* [Work to be completed]: Quote all of the data that follows exactly as written, skipping the images.

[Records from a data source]
↓

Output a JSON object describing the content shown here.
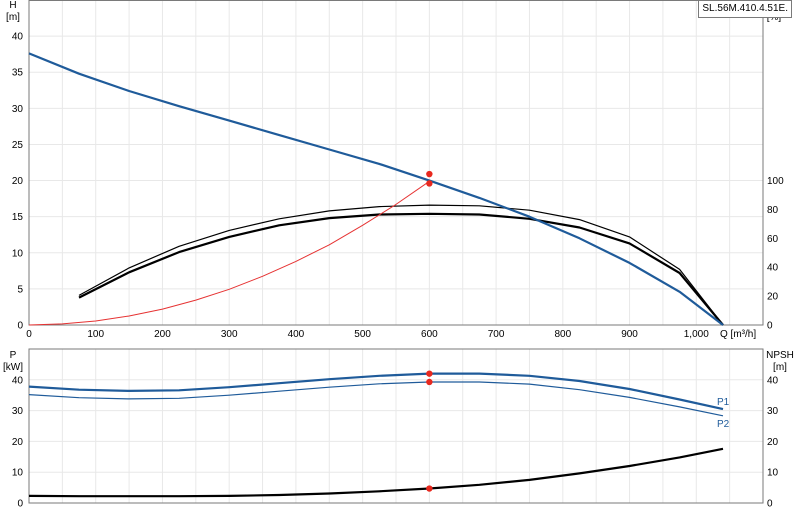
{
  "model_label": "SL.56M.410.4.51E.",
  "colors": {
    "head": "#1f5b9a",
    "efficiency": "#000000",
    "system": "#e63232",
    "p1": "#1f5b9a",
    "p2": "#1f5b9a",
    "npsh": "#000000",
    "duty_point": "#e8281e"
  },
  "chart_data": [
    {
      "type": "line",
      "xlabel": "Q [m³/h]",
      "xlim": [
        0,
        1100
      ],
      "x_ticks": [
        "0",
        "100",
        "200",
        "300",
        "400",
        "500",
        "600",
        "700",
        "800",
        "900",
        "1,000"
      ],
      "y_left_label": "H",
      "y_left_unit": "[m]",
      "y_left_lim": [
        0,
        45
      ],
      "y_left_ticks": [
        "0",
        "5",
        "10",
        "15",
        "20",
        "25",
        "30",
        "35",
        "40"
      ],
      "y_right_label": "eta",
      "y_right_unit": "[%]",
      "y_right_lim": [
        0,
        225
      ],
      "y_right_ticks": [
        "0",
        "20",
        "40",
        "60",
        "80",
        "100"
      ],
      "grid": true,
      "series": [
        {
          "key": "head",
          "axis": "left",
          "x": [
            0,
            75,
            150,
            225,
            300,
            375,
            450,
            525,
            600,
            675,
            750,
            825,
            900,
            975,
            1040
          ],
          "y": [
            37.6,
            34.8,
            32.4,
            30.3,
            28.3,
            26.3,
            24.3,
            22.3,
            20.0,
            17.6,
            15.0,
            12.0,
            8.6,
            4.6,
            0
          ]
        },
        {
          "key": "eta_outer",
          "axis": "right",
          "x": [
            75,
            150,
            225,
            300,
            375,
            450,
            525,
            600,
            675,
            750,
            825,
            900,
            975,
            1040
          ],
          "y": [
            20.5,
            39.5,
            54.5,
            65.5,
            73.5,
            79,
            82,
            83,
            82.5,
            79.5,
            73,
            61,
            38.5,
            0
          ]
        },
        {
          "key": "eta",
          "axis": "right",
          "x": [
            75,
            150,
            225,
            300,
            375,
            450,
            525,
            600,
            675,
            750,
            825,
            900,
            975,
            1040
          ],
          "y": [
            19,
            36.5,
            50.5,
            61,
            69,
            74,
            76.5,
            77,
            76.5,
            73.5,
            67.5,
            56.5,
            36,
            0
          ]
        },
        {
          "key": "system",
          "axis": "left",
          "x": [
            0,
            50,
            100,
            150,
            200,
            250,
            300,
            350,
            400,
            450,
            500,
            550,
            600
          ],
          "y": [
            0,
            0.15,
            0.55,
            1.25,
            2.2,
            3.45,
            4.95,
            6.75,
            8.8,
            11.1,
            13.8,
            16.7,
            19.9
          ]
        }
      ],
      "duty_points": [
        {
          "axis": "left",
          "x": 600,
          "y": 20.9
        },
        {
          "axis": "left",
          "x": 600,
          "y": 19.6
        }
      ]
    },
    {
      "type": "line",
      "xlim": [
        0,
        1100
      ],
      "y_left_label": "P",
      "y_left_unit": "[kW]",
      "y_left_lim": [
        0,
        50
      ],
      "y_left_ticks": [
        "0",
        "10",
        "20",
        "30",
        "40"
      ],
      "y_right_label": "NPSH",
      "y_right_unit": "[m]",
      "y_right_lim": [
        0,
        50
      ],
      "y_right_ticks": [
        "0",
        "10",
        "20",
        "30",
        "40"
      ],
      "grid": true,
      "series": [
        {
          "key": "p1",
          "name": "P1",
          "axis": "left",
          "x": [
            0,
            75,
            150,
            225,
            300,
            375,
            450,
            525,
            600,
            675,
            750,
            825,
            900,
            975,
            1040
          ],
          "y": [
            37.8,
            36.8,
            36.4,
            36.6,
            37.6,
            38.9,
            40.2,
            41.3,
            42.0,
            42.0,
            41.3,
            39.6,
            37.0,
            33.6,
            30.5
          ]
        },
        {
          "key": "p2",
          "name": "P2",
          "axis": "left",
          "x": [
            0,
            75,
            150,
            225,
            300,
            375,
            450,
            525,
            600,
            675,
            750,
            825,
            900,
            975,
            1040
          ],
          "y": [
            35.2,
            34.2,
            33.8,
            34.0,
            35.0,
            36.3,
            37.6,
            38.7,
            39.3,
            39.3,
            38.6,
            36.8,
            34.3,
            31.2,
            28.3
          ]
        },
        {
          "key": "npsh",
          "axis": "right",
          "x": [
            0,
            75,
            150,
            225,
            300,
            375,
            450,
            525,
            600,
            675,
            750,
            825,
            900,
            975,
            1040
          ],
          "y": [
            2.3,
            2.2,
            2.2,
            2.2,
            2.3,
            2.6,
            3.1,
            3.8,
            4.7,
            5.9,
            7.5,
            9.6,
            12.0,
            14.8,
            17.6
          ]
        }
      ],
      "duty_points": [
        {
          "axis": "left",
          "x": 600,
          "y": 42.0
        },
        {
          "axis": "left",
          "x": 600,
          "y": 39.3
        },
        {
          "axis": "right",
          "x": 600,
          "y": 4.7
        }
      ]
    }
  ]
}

↑

* [Output of the exercise]:
Output a JSON object describing the content shown here.
{
  "model_label": "SL.56M.410.4.51E.",
  "colors": {
    "head": "#1f5b9a",
    "efficiency": "#000000",
    "system": "#e63232",
    "p1": "#1f5b9a",
    "p2": "#1f5b9a",
    "npsh": "#000000",
    "duty_point": "#e8281e"
  },
  "chart_data": [
    {
      "type": "line",
      "xlabel": "Q [m³/h]",
      "xlim": [
        0,
        1100
      ],
      "x_ticks": [
        "0",
        "100",
        "200",
        "300",
        "400",
        "500",
        "600",
        "700",
        "800",
        "900",
        "1,000"
      ],
      "y_left_label": "H",
      "y_left_unit": "[m]",
      "y_left_lim": [
        0,
        45
      ],
      "y_left_ticks": [
        "0",
        "5",
        "10",
        "15",
        "20",
        "25",
        "30",
        "35",
        "40"
      ],
      "y_right_label": "eta",
      "y_right_unit": "[%]",
      "y_right_lim": [
        0,
        225
      ],
      "y_right_ticks": [
        "0",
        "20",
        "40",
        "60",
        "80",
        "100"
      ],
      "grid": true,
      "series": [
        {
          "key": "head",
          "axis": "left",
          "x": [
            0,
            75,
            150,
            225,
            300,
            375,
            450,
            525,
            600,
            675,
            750,
            825,
            900,
            975,
            1040
          ],
          "y": [
            37.6,
            34.8,
            32.4,
            30.3,
            28.3,
            26.3,
            24.3,
            22.3,
            20.0,
            17.6,
            15.0,
            12.0,
            8.6,
            4.6,
            0
          ]
        },
        {
          "key": "eta_outer",
          "axis": "right",
          "x": [
            75,
            150,
            225,
            300,
            375,
            450,
            525,
            600,
            675,
            750,
            825,
            900,
            975,
            1040
          ],
          "y": [
            20.5,
            39.5,
            54.5,
            65.5,
            73.5,
            79,
            82,
            83,
            82.5,
            79.5,
            73,
            61,
            38.5,
            0
          ]
        },
        {
          "key": "eta",
          "axis": "right",
          "x": [
            75,
            150,
            225,
            300,
            375,
            450,
            525,
            600,
            675,
            750,
            825,
            900,
            975,
            1040
          ],
          "y": [
            19,
            36.5,
            50.5,
            61,
            69,
            74,
            76.5,
            77,
            76.5,
            73.5,
            67.5,
            56.5,
            36,
            0
          ]
        },
        {
          "key": "system",
          "axis": "left",
          "x": [
            0,
            50,
            100,
            150,
            200,
            250,
            300,
            350,
            400,
            450,
            500,
            550,
            600
          ],
          "y": [
            0,
            0.15,
            0.55,
            1.25,
            2.2,
            3.45,
            4.95,
            6.75,
            8.8,
            11.1,
            13.8,
            16.7,
            19.9
          ]
        }
      ],
      "duty_points": [
        {
          "axis": "left",
          "x": 600,
          "y": 20.9
        },
        {
          "axis": "left",
          "x": 600,
          "y": 19.6
        }
      ]
    },
    {
      "type": "line",
      "xlim": [
        0,
        1100
      ],
      "y_left_label": "P",
      "y_left_unit": "[kW]",
      "y_left_lim": [
        0,
        50
      ],
      "y_left_ticks": [
        "0",
        "10",
        "20",
        "30",
        "40"
      ],
      "y_right_label": "NPSH",
      "y_right_unit": "[m]",
      "y_right_lim": [
        0,
        50
      ],
      "y_right_ticks": [
        "0",
        "10",
        "20",
        "30",
        "40"
      ],
      "grid": true,
      "series": [
        {
          "key": "p1",
          "name": "P1",
          "axis": "left",
          "x": [
            0,
            75,
            150,
            225,
            300,
            375,
            450,
            525,
            600,
            675,
            750,
            825,
            900,
            975,
            1040
          ],
          "y": [
            37.8,
            36.8,
            36.4,
            36.6,
            37.6,
            38.9,
            40.2,
            41.3,
            42.0,
            42.0,
            41.3,
            39.6,
            37.0,
            33.6,
            30.5
          ]
        },
        {
          "key": "p2",
          "name": "P2",
          "axis": "left",
          "x": [
            0,
            75,
            150,
            225,
            300,
            375,
            450,
            525,
            600,
            675,
            750,
            825,
            900,
            975,
            1040
          ],
          "y": [
            35.2,
            34.2,
            33.8,
            34.0,
            35.0,
            36.3,
            37.6,
            38.7,
            39.3,
            39.3,
            38.6,
            36.8,
            34.3,
            31.2,
            28.3
          ]
        },
        {
          "key": "npsh",
          "axis": "right",
          "x": [
            0,
            75,
            150,
            225,
            300,
            375,
            450,
            525,
            600,
            675,
            750,
            825,
            900,
            975,
            1040
          ],
          "y": [
            2.3,
            2.2,
            2.2,
            2.2,
            2.3,
            2.6,
            3.1,
            3.8,
            4.7,
            5.9,
            7.5,
            9.6,
            12.0,
            14.8,
            17.6
          ]
        }
      ],
      "duty_points": [
        {
          "axis": "left",
          "x": 600,
          "y": 42.0
        },
        {
          "axis": "left",
          "x": 600,
          "y": 39.3
        },
        {
          "axis": "right",
          "x": 600,
          "y": 4.7
        }
      ]
    }
  ]
}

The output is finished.